**Instruction:** From the listing below, select every line where the word "ADNet" appears.
[START OF Data for the task]
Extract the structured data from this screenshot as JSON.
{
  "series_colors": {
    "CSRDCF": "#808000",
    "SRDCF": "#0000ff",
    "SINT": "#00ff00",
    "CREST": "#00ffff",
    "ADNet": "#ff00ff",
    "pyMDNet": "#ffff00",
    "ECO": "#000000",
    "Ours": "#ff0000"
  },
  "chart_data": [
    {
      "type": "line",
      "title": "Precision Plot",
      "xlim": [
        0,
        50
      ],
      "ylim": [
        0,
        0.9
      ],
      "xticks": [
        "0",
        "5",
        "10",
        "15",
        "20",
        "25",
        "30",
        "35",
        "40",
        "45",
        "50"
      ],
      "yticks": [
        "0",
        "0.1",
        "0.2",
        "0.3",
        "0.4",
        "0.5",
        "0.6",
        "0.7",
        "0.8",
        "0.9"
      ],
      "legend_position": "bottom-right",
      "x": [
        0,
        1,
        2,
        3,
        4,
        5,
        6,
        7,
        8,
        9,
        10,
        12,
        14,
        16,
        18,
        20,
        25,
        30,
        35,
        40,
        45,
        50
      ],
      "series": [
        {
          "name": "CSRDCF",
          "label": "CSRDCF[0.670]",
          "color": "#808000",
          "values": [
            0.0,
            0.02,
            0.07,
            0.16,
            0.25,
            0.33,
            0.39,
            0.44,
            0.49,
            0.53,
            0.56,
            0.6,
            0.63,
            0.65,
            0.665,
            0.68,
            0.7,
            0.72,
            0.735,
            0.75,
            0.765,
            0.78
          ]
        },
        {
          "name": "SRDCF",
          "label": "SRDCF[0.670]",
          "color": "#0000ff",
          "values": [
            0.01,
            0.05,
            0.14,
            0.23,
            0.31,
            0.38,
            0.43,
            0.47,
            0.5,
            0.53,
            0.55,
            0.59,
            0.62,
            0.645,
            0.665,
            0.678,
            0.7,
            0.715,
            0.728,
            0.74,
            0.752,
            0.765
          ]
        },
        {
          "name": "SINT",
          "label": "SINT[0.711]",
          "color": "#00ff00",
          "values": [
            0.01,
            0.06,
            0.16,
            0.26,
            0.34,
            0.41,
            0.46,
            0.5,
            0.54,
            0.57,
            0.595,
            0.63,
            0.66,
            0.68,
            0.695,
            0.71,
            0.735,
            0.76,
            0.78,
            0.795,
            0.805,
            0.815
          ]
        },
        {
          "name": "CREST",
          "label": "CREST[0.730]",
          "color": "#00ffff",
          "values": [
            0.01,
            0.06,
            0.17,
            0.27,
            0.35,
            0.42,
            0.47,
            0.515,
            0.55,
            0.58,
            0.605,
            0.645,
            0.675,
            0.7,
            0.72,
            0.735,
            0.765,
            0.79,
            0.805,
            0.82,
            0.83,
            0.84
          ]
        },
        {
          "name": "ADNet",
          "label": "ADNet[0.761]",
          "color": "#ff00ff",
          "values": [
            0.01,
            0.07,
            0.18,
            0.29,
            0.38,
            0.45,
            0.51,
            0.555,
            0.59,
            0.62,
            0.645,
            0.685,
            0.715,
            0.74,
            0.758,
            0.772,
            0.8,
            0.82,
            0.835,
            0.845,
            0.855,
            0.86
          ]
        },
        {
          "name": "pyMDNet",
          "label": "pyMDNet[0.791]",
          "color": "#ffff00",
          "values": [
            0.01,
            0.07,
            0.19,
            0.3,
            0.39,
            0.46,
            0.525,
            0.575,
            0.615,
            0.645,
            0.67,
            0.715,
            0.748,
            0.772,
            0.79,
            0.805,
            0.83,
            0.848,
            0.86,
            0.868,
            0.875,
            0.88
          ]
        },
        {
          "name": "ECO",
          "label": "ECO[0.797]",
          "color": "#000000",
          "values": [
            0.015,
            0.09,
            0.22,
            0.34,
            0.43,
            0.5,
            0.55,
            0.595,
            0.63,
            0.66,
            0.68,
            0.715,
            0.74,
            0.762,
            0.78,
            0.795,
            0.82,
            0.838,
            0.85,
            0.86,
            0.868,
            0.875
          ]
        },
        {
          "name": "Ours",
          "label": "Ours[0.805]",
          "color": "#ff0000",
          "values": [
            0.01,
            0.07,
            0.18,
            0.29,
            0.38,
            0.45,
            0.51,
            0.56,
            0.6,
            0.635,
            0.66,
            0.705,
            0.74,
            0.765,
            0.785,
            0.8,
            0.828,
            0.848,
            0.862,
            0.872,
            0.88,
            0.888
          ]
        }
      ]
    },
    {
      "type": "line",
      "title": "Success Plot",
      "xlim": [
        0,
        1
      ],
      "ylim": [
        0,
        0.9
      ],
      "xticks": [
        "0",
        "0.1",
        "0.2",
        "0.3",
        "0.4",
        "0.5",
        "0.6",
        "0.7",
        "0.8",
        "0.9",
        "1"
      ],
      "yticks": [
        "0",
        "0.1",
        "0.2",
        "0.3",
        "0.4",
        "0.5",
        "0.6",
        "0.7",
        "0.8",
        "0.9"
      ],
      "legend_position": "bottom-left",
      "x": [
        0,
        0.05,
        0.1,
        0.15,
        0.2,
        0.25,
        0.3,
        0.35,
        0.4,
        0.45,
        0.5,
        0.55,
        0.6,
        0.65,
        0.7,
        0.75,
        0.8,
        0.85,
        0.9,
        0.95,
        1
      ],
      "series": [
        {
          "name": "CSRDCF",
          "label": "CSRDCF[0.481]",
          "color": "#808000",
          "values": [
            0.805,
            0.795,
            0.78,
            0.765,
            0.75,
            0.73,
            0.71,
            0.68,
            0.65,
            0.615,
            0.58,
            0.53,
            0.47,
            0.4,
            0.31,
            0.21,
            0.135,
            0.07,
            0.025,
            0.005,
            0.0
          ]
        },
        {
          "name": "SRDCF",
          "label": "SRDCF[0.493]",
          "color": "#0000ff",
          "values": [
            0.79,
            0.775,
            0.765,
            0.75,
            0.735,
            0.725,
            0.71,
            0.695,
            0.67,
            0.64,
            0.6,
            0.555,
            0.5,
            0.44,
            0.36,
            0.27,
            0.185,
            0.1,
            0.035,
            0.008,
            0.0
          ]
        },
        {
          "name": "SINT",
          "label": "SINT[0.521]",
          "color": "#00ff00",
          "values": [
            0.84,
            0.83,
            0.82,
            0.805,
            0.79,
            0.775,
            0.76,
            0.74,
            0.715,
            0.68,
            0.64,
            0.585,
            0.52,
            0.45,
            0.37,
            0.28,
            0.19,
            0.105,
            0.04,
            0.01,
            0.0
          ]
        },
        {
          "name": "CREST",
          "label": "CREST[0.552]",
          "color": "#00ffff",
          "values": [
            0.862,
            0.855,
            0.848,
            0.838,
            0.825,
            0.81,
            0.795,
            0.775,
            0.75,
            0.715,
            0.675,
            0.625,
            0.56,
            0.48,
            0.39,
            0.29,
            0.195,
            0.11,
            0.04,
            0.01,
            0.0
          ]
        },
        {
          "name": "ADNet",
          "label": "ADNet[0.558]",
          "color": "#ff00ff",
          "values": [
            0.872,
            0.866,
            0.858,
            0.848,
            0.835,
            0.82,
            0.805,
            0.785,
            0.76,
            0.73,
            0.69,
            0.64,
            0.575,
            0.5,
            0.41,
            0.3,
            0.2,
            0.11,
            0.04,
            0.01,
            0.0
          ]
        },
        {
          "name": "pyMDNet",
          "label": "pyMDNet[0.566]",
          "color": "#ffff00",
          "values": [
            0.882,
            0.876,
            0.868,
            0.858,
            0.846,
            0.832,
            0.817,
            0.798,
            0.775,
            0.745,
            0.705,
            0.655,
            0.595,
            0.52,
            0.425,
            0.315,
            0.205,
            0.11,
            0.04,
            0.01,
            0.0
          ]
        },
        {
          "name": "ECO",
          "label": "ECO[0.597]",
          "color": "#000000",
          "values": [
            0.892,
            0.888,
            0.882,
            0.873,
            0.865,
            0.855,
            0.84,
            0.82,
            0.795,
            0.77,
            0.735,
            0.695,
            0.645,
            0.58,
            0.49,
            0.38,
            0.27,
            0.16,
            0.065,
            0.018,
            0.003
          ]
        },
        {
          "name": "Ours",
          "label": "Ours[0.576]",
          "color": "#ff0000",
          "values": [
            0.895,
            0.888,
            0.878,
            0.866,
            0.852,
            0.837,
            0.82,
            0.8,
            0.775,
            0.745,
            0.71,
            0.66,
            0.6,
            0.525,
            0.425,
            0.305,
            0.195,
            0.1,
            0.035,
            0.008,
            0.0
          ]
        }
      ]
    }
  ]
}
[END OF Data for the task]
**Exercise response:**
    "ADNet": "#ff00ff",
          "name": "ADNet",
          "label": "ADNet[0.761]",
          "name": "ADNet",
          "label": "ADNet[0.558]",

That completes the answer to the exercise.